> [Set exercise]
Take every line from the listing below that includes "neea" and copy it.

> [Stored rows]
*****
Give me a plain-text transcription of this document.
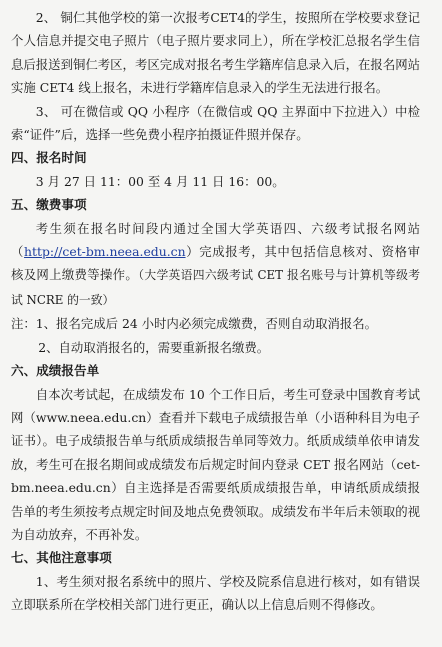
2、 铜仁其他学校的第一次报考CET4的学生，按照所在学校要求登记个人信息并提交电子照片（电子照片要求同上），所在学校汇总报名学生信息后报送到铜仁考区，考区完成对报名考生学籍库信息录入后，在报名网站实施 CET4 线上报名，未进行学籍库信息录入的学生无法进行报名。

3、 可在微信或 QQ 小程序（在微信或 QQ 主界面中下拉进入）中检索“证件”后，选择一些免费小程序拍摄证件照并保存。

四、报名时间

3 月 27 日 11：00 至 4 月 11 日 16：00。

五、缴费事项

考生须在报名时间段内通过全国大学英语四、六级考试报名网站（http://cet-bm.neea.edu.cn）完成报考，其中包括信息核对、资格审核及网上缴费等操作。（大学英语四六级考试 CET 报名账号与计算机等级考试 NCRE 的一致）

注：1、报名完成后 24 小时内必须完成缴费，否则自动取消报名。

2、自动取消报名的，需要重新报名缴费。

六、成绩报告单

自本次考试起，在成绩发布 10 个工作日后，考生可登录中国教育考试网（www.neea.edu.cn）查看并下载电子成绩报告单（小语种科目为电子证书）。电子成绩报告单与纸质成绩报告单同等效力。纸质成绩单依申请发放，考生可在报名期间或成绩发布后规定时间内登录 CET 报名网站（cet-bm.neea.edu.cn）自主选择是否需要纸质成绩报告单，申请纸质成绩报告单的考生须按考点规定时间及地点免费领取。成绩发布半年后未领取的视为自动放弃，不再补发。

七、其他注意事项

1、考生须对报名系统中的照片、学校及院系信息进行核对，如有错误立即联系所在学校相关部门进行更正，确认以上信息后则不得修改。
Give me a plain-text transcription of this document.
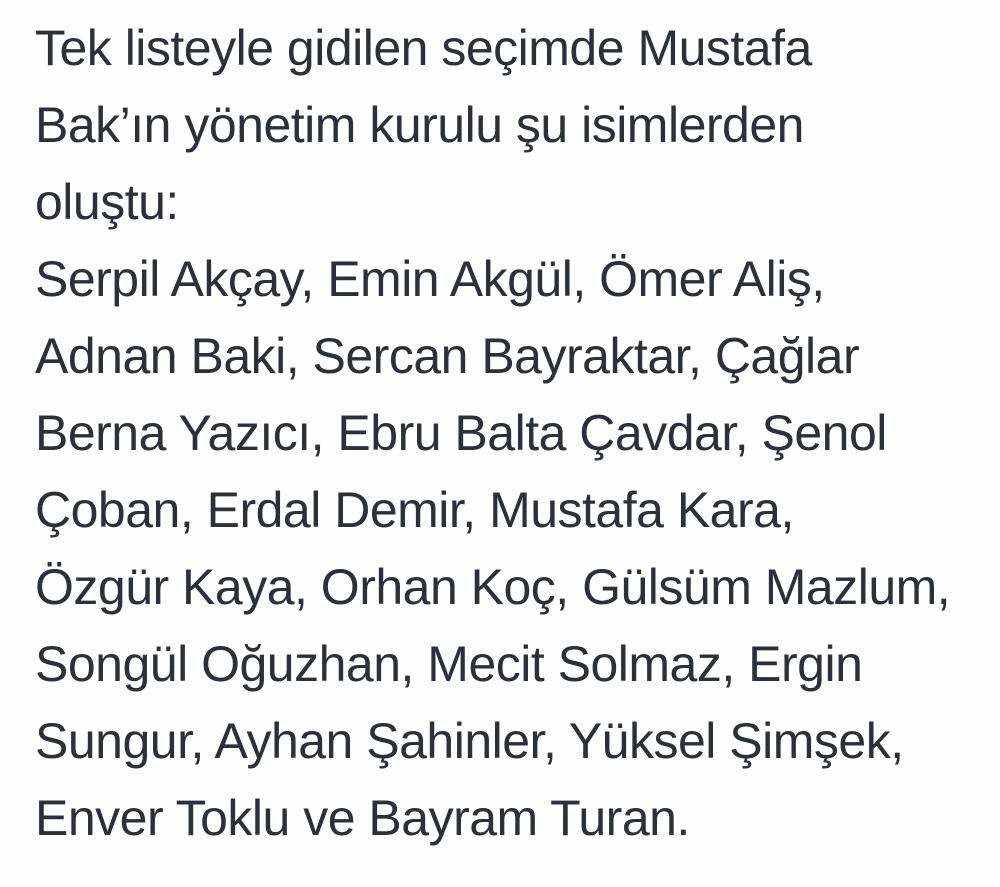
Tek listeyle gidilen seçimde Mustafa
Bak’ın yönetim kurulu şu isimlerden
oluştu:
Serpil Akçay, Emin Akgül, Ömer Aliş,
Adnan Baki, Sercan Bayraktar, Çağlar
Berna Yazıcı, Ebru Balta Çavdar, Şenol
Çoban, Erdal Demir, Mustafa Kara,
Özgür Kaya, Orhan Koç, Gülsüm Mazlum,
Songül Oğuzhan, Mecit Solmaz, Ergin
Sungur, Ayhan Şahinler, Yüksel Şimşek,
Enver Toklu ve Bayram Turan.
*****
> [Exercise response]
考生须在报名时间段内通过全国大学英语四、六级考试报名网站（http://cet-bm.neea.edu.cn）完成报考，其中包括信息核对、资格审核及网上缴费等操作。（大学英语四六级考试 CET 报名账号与计算机等级考试 NCRE 的一致）
自本次考试起，在成绩发布 10 个工作日后，考生可登录中国教育考试网（www.neea.edu.cn）查看并下载电子成绩报告单（小语种科目为电子证书）。电子成绩报告单与纸质成绩报告单同等效力。纸质成绩单依申请发放，考生可在报名期间或成绩发布后规定时间内登录 CET 报名网站（cet-bm.neea.edu.cn）自主选择是否需要纸质成绩报告单，申请纸质成绩报告单的考生须按考点规定时间及地点免费领取。成绩发布半年后未领取的视为自动放弃，不再补发。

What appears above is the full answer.